> _What the task requires_
Copy out all lines of the records in which the word "projekt" appears.

> _Raw data_
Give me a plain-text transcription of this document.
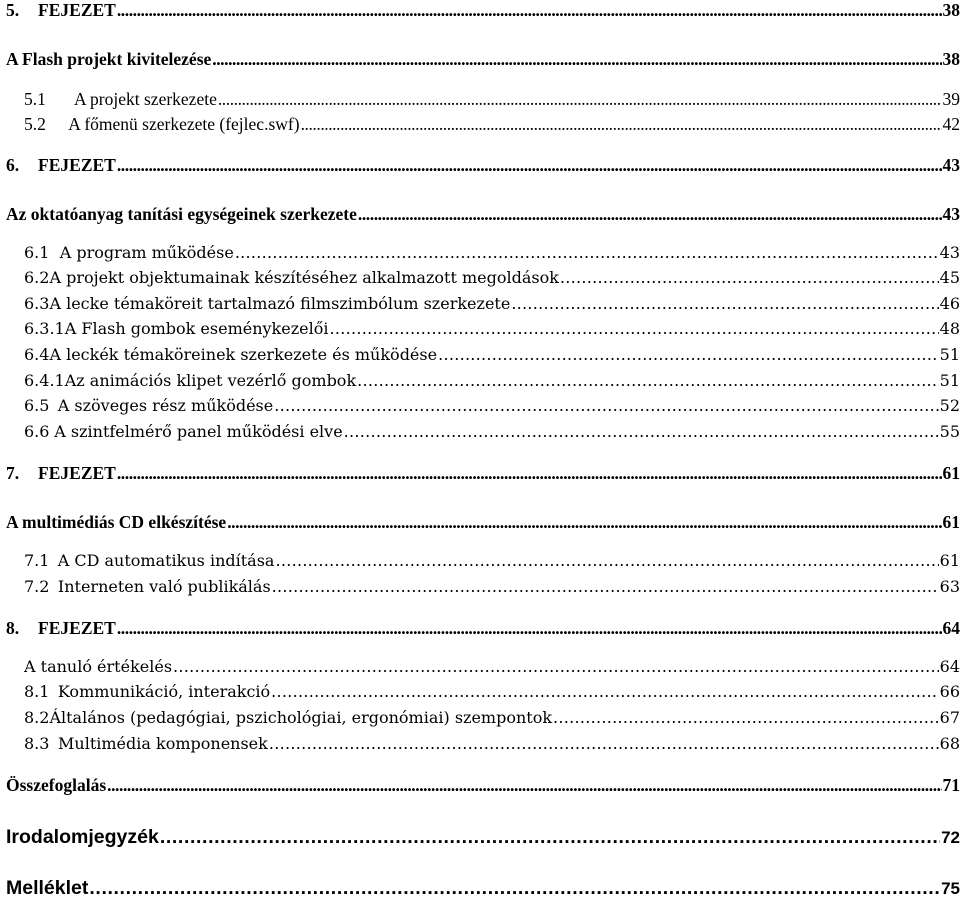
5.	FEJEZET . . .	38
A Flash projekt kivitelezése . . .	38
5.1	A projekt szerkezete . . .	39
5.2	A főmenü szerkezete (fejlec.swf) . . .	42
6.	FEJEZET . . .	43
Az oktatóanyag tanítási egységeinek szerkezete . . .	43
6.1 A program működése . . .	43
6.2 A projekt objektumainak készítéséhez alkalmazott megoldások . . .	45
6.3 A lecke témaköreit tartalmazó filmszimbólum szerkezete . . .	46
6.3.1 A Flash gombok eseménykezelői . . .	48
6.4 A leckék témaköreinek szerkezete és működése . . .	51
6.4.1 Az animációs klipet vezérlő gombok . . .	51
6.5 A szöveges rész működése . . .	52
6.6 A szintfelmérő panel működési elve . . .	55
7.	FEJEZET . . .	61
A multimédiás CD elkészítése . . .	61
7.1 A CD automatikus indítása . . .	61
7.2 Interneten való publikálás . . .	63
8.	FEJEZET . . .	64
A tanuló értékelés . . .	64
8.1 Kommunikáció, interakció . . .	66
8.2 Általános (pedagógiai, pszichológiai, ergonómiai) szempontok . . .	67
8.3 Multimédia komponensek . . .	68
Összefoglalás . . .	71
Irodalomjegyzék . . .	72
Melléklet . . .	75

> _Exercise output_
A Flash projekt kivitelezése . . .	38
5.1	A projekt szerkezete . . .	39
6.2 A projekt objektumainak készítéséhez alkalmazott megoldások . . .	45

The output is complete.